- **Record set**:
-.-.-

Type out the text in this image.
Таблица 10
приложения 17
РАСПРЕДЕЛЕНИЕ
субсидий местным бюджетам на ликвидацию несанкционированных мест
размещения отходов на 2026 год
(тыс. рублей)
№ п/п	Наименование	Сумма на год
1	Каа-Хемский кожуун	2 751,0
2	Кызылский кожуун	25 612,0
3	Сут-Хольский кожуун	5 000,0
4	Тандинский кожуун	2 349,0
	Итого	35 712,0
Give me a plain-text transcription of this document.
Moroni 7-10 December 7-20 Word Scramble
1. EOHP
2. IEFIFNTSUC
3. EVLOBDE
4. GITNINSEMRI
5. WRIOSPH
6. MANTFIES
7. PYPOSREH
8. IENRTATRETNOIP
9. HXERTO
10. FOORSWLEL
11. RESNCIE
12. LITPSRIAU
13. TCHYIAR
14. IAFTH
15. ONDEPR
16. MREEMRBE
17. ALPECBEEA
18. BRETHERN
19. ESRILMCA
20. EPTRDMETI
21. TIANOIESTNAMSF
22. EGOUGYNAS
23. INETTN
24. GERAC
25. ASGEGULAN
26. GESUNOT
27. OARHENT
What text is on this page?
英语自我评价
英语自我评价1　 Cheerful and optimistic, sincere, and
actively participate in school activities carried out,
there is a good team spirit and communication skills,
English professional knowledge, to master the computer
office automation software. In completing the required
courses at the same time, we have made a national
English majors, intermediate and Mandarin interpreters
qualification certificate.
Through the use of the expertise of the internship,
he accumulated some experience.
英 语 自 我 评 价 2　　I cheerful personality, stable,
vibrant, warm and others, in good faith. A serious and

-.-.-

- **Exercise directions**:
Return all the data above once more, precisely as given.

- **Exercise result**:
Type out the text in this image.
Таблица 10
приложения 17
РАСПРЕДЕЛЕНИЕ
субсидий местным бюджетам на ликвидацию несанкционированных мест
размещения отходов на 2026 год
(тыс. рублей)
№ п/п	Наименование	Сумма на год
1	Каа-Хемский кожуун	2 751,0
2	Кызылский кожуун	25 612,0
3	Сут-Хольский кожуун	5 000,0
4	Тандинский кожуун	2 349,0
	Итого	35 712,0
Give me a plain-text transcription of this document.
Moroni 7-10 December 7-20 Word Scramble
1. EOHP
2. IEFIFNTSUC
3. EVLOBDE
4. GITNINSEMRI
5. WRIOSPH
6. MANTFIES
7. PYPOSREH
8. IENRTATRETNOIP
9. HXERTO
10. FOORSWLEL
11. RESNCIE
12. LITPSRIAU
13. TCHYIAR
14. IAFTH
15. ONDEPR
16. MREEMRBE
17. ALPECBEEA
18. BRETHERN
19. ESRILMCA
20. EPTRDMETI
21. TIANOIESTNAMSF
22. EGOUGYNAS
23. INETTN
24. GERAC
25. ASGEGULAN
26. GESUNOT
27. OARHENT
What text is on this page?
英语自我评价
英语自我评价1　 Cheerful and optimistic, sincere, and
actively participate in school activities carried out,
there is a good team spirit and communication skills,
English professional knowledge, to master the computer
office automation software. In completing the required
courses at the same time, we have made a national
English majors, intermediate and Mandarin interpreters
qualification certificate.
Through the use of the expertise of the internship,
he accumulated some experience.
英 语 自 我 评 价 2　　I cheerful personality, stable,
vibrant, warm and others, in good faith. A serious and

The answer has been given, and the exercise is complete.